### What is needed
Reproduce verbatim the lines of the entries below, from the line containing "stroke-step: ㇀: [244, 140, 259, 155]" through the line containing "stroke-step: 十: [263, 862, 278, 877]", including both of those lines.

Dataset records:
<<<<

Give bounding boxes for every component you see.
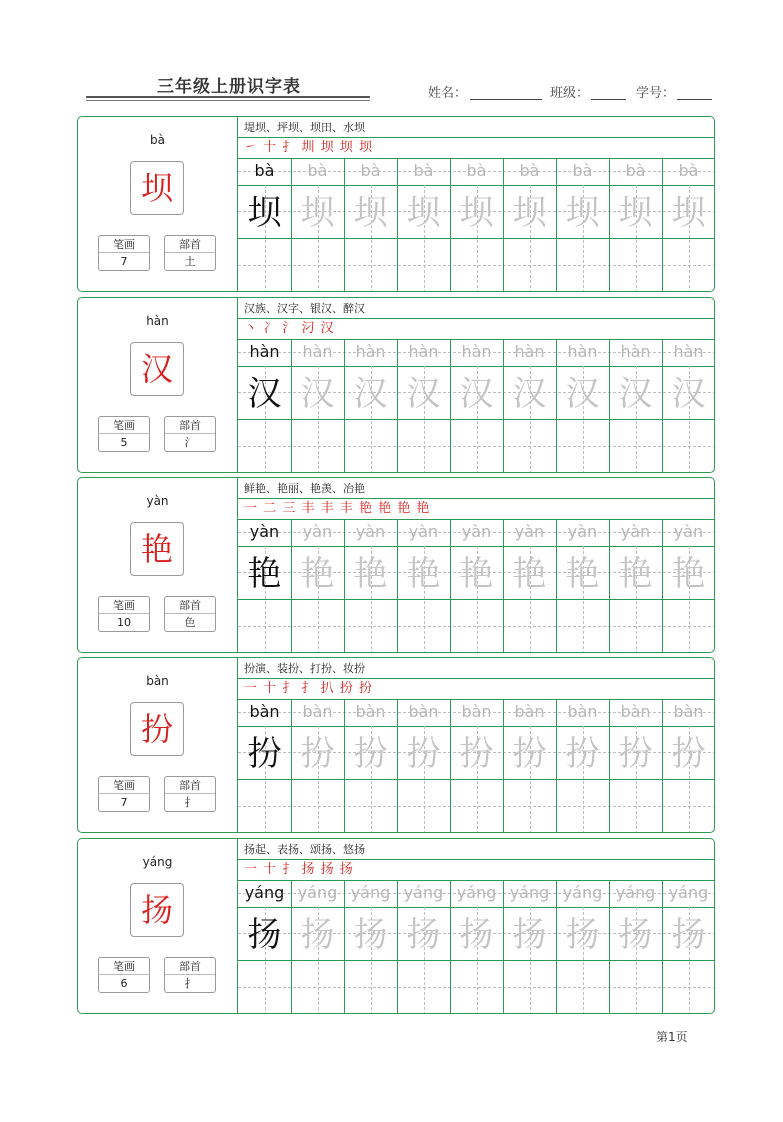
stroke-step: ㇀: [244, 140, 259, 155]
stroke-step: 一: [244, 862, 259, 877]
writing-cell: 扬: [353, 915, 388, 955]
pinyin-cell: yàn: [514, 522, 545, 541]
radical-box: [164, 235, 216, 271]
writing-cell: 汉: [300, 374, 335, 414]
pinyin-cell: yáng: [562, 883, 603, 902]
stroke-count-value: 7: [120, 796, 128, 809]
pinyin-cell: bà: [413, 161, 434, 180]
worksheet-title: 三年级上册识字表: [157, 77, 301, 97]
pinyin-cell: bà: [466, 161, 487, 180]
stroke-count-label: 笔画: [99, 417, 149, 434]
stroke-step: 氵: [282, 321, 297, 336]
student-number-blank[interactable]: [677, 99, 712, 100]
character-box: [130, 161, 184, 215]
radical-label: 部首: [165, 777, 215, 794]
writing-cell: 坝: [512, 193, 547, 233]
pinyin-cell: bàn: [514, 702, 545, 721]
writing-cell: 扮: [565, 734, 600, 774]
pinyin-cell: yáng: [244, 883, 285, 902]
writing-cell: 扮: [671, 734, 706, 774]
radical-value: 色: [184, 616, 196, 629]
pinyin-cell: bà: [572, 161, 593, 180]
writing-cell: 汉: [671, 374, 706, 414]
writing-cell: 汉: [618, 374, 653, 414]
radical-label: 部首: [165, 236, 215, 253]
writing-cell: 扬: [247, 915, 282, 955]
radical-value: 扌: [184, 977, 196, 990]
writing-cell: 坝: [247, 193, 282, 233]
pinyin-cell: hàn: [355, 342, 386, 361]
stroke-order: [244, 862, 354, 878]
radical-value: 土: [184, 255, 196, 268]
stroke-step: 丶: [244, 321, 259, 336]
writing-cell: 扮: [300, 734, 335, 774]
pinyin-cell: yáng: [456, 883, 497, 902]
pinyin-cell: yáng: [509, 883, 550, 902]
radical-box: [164, 416, 216, 452]
pinyin-cell: bà: [519, 161, 540, 180]
worksheet-header: [0, 0, 783, 110]
stroke-step: 扮: [358, 681, 373, 696]
pinyin-cell: bàn: [249, 702, 280, 721]
practice-area: [238, 839, 715, 1014]
writing-cell: 汉: [565, 374, 600, 414]
stroke-step: 冫: [263, 321, 278, 336]
row-line: [238, 859, 715, 860]
pinyin-cell: hàn: [514, 342, 545, 361]
stroke-step: 坝: [358, 140, 373, 155]
character-card: [77, 838, 715, 1014]
example-words: 扬起、表扬、颂扬、悠扬: [244, 843, 365, 856]
stroke-count-label: 笔画: [99, 777, 149, 794]
pinyin-cell: yàn: [461, 522, 492, 541]
radical-label: 部首: [165, 597, 215, 614]
pinyin-cell: yàn: [302, 522, 333, 541]
pinyin-cell: bà: [625, 161, 646, 180]
character-summary: [78, 298, 237, 473]
stroke-step: 扌: [282, 681, 297, 696]
stroke-step: 十: [263, 862, 278, 877]
character-summary: [78, 658, 237, 833]
writing-cell: 扬: [459, 915, 494, 955]
pinyin-cell: bàn: [567, 702, 598, 721]
example-words: 堤坝、坪坝、坝田、水坝: [244, 121, 365, 134]
example-words: 汉族、汉字、银汉、醉汉: [244, 302, 365, 315]
stroke-step: 扬: [339, 862, 354, 877]
writing-cell: 艳: [671, 554, 706, 594]
writing-cell: 扬: [565, 915, 600, 955]
stroke-step: 扬: [320, 862, 335, 877]
pinyin-cell: bà: [360, 161, 381, 180]
pinyin-cell: bàn: [408, 702, 439, 721]
writing-cell: 坝: [618, 193, 653, 233]
character-summary: [78, 117, 237, 292]
pinyin-cell: yáng: [615, 883, 656, 902]
writing-cell: 坝: [300, 193, 335, 233]
pinyin-cell: yàn: [249, 522, 280, 541]
radical-value: 扌: [184, 796, 196, 809]
stroke-count-value: 5: [120, 436, 128, 449]
stroke-step: 丰: [301, 501, 316, 516]
character-summary: [78, 478, 237, 653]
stroke-step: 艳: [378, 501, 393, 516]
writing-grid: [238, 340, 715, 473]
writing-cell: 扮: [247, 734, 282, 774]
stroke-step: 丰: [320, 501, 335, 516]
character-pinyin: bàn: [146, 674, 169, 688]
writing-grid: [238, 700, 715, 833]
radical-value: 氵: [184, 436, 196, 449]
example-words: 鲜艳、艳丽、艳羡、冶艳: [244, 482, 365, 495]
name-label: 姓名：: [428, 86, 468, 101]
writing-cell: 艳: [406, 554, 441, 594]
writing-cell: 艳: [512, 554, 547, 594]
writing-cell: 汉: [406, 374, 441, 414]
writing-cell: 扮: [406, 734, 441, 774]
stroke-count-value: 7: [120, 255, 128, 268]
stroke-step: 三: [282, 501, 297, 516]
writing-cell: 坝: [353, 193, 388, 233]
pinyin-cell: hàn: [567, 342, 598, 361]
stroke-step: 十: [263, 140, 278, 155]
stroke-count-label: 笔画: [99, 597, 149, 614]
stroke-step: 艳: [358, 501, 373, 516]
writing-cell: 艳: [618, 554, 653, 594]
radical-box: [164, 776, 216, 812]
pinyin-cell: yàn: [620, 522, 651, 541]
row-line: [238, 137, 715, 138]
target-character: 扮: [140, 710, 173, 748]
writing-cell: 坝: [406, 193, 441, 233]
stroke-count-box: [98, 235, 150, 271]
pinyin-cell: bà: [307, 161, 328, 180]
pinyin-cell: yáng: [350, 883, 391, 902]
stroke-step: 扌: [282, 862, 297, 877]
writing-cell: 扬: [618, 915, 653, 955]
pinyin-cell: hàn: [249, 342, 280, 361]
stroke-count-box: [98, 957, 150, 993]
stroke-step: 圳: [301, 140, 316, 155]
name-blank[interactable]: [470, 99, 542, 100]
pinyin-cell: yàn: [355, 522, 386, 541]
stroke-order: [244, 140, 373, 156]
character-box: [130, 883, 184, 937]
page-number: 第1页: [656, 1030, 688, 1044]
stroke-count-label: 笔画: [99, 236, 149, 253]
row-line: [238, 318, 715, 319]
character-summary: [78, 839, 237, 1014]
stroke-step: 一: [244, 501, 259, 516]
practice-area: [238, 298, 715, 473]
pinyin-cell: hàn: [302, 342, 333, 361]
writing-cell: 汉: [247, 374, 282, 414]
row-line: [238, 498, 715, 499]
stroke-count-label: 笔画: [99, 958, 149, 975]
character-card: [77, 297, 715, 473]
pinyin-cell: bàn: [355, 702, 386, 721]
character-box: [130, 702, 184, 756]
stroke-step: 扒: [320, 681, 335, 696]
stroke-order: [244, 681, 373, 697]
stroke-count-box: [98, 416, 150, 452]
stroke-step: 坝: [320, 140, 335, 155]
writing-cell: 坝: [671, 193, 706, 233]
writing-cell: 汉: [459, 374, 494, 414]
character-box: [130, 342, 184, 396]
stroke-step: 二: [263, 501, 278, 516]
stroke-step: 十: [263, 681, 278, 696]
pinyin-cell: hàn: [408, 342, 439, 361]
writing-cell: 汉: [512, 374, 547, 414]
stroke-order: [244, 501, 430, 517]
writing-cell: 艳: [247, 554, 282, 594]
writing-cell: 扮: [459, 734, 494, 774]
radical-label: 部首: [165, 417, 215, 434]
example-words: 扮演、装扮、打扮、妆扮: [244, 662, 365, 675]
practice-area: [238, 478, 715, 653]
title-underline: [86, 96, 370, 98]
writing-cell: 扮: [512, 734, 547, 774]
pinyin-cell: yàn: [567, 522, 598, 541]
pinyin-cell: bà: [678, 161, 699, 180]
writing-cell: 艳: [565, 554, 600, 594]
writing-cell: 坝: [459, 193, 494, 233]
stroke-step: 艳: [416, 501, 431, 516]
pinyin-cell: yáng: [668, 883, 709, 902]
stroke-step: 扌: [301, 681, 316, 696]
practice-area: [238, 117, 715, 292]
character-pinyin: yáng: [142, 855, 173, 869]
radical-box: [164, 957, 216, 993]
writing-cell: 扬: [300, 915, 335, 955]
stroke-order: [244, 321, 335, 337]
writing-cell: 艳: [459, 554, 494, 594]
stroke-step: 扌: [282, 140, 297, 155]
writing-cell: 扮: [618, 734, 653, 774]
writing-grid: [238, 881, 715, 1014]
stroke-count-box: [98, 776, 150, 812]
stroke-count-box: [98, 596, 150, 632]
stroke-step: 扬: [301, 862, 316, 877]
pinyin-cell: bàn: [302, 702, 333, 721]
pinyin-cell: bàn: [461, 702, 492, 721]
character-card: [77, 116, 715, 292]
target-character: 汉: [140, 350, 173, 388]
writing-cell: 扮: [353, 734, 388, 774]
writing-cell: 艳: [300, 554, 335, 594]
writing-cell: 扬: [671, 915, 706, 955]
target-character: 坝: [140, 169, 173, 207]
pinyin-cell: hàn: [461, 342, 492, 361]
radical-label: 部首: [165, 958, 215, 975]
pinyin-cell: bàn: [673, 702, 704, 721]
student-number-label: 学号：: [636, 86, 676, 101]
character-pinyin: hàn: [146, 314, 169, 328]
title-underline-thin: [86, 100, 370, 101]
writing-cell: 扬: [512, 915, 547, 955]
pinyin-cell: bàn: [620, 702, 651, 721]
stroke-step: 扮: [339, 681, 354, 696]
stroke-step: 丰: [339, 501, 354, 516]
pinyin-cell: hàn: [620, 342, 651, 361]
stroke-step: 汉: [320, 321, 335, 336]
class-blank[interactable]: [591, 99, 626, 100]
target-character: 扬: [140, 891, 173, 929]
practice-area: [238, 658, 715, 833]
character-pinyin: yàn: [146, 494, 169, 508]
stroke-count-value: 10: [117, 616, 131, 629]
character-card: [77, 657, 715, 833]
row-line: [238, 678, 715, 679]
pinyin-cell: yáng: [297, 883, 338, 902]
pinyin-cell: hàn: [673, 342, 704, 361]
pinyin-cell: bà: [254, 161, 275, 180]
stroke-step: 坝: [339, 140, 354, 155]
stroke-step: 艳: [397, 501, 412, 516]
pinyin-cell: yàn: [408, 522, 439, 541]
stroke-step: 汈: [301, 321, 316, 336]
target-character: 艳: [140, 530, 173, 568]
character-card: [77, 477, 715, 653]
character-box: [130, 522, 184, 576]
writing-cell: 坝: [565, 193, 600, 233]
stroke-step: 一: [244, 681, 259, 696]
pinyin-cell: yáng: [403, 883, 444, 902]
stroke-count-value: 6: [120, 977, 128, 990]
writing-cell: 汉: [353, 374, 388, 414]
pinyin-cell: yàn: [673, 522, 704, 541]
writing-grid: [238, 159, 715, 292]
writing-grid: [238, 520, 715, 653]
writing-cell: 艳: [353, 554, 388, 594]
class-label: 班级：: [550, 86, 590, 101]
character-pinyin: bà: [150, 133, 165, 147]
radical-box: [164, 596, 216, 632]
writing-cell: 扬: [406, 915, 441, 955]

>>>>

### Task response
stroke-step: ㇀: [244, 140, 259, 155]
stroke-step: 一: [244, 862, 259, 877]
writing-cell: 扬: [353, 915, 388, 955]
pinyin-cell: yàn: [514, 522, 545, 541]
radical-box: [164, 235, 216, 271]
writing-cell: 汉: [300, 374, 335, 414]
pinyin-cell: yáng: [562, 883, 603, 902]
stroke-count-value: 7: [120, 796, 128, 809]
pinyin-cell: bà: [413, 161, 434, 180]
worksheet-title: 三年级上册识字表: [157, 77, 301, 97]
pinyin-cell: bà: [466, 161, 487, 180]
stroke-count-label: 笔画: [99, 417, 149, 434]
stroke-step: 氵: [282, 321, 297, 336]
student-number-blank[interactable]: [677, 99, 712, 100]
character-box: [130, 161, 184, 215]
radical-label: 部首: [165, 777, 215, 794]
writing-cell: 坝: [512, 193, 547, 233]
pinyin-cell: bàn: [514, 702, 545, 721]
writing-cell: 扮: [565, 734, 600, 774]
pinyin-cell: yáng: [244, 883, 285, 902]
writing-cell: 扮: [671, 734, 706, 774]
radical-value: 色: [184, 616, 196, 629]
pinyin-cell: bà: [572, 161, 593, 180]
writing-cell: 汉: [671, 374, 706, 414]
writing-cell: 汉: [618, 374, 653, 414]
radical-label: 部首: [165, 236, 215, 253]
writing-cell: 扬: [247, 915, 282, 955]
radical-value: 扌: [184, 977, 196, 990]
writing-cell: 坝: [247, 193, 282, 233]
pinyin-cell: hàn: [355, 342, 386, 361]
stroke-order: [244, 862, 354, 878]
radical-value: 土: [184, 255, 196, 268]
stroke-step: 丶: [244, 321, 259, 336]
writing-cell: 扮: [300, 734, 335, 774]
pinyin-cell: yáng: [456, 883, 497, 902]
pinyin-cell: yáng: [509, 883, 550, 902]
radical-box: [164, 416, 216, 452]
pinyin-cell: bà: [519, 161, 540, 180]
worksheet-header: [0, 0, 783, 110]
stroke-step: 扮: [358, 681, 373, 696]
pinyin-cell: bàn: [249, 702, 280, 721]
practice-area: [238, 839, 715, 1014]
writing-cell: 汉: [565, 374, 600, 414]
stroke-step: 冫: [263, 321, 278, 336]
row-line: [238, 859, 715, 860]
pinyin-cell: hàn: [514, 342, 545, 361]
stroke-step: 坝: [358, 140, 373, 155]
character-card: [77, 838, 715, 1014]
example-words: 扬起、表扬、颂扬、悠扬: [244, 843, 365, 856]
stroke-count-label: 笔画: [99, 777, 149, 794]
pinyin-cell: yàn: [461, 522, 492, 541]
radical-label: 部首: [165, 597, 215, 614]
pinyin-cell: yàn: [302, 522, 333, 541]
pinyin-cell: bà: [625, 161, 646, 180]
character-summary: [78, 298, 237, 473]
stroke-step: 扌: [282, 681, 297, 696]
stroke-step: 十: [263, 862, 278, 877]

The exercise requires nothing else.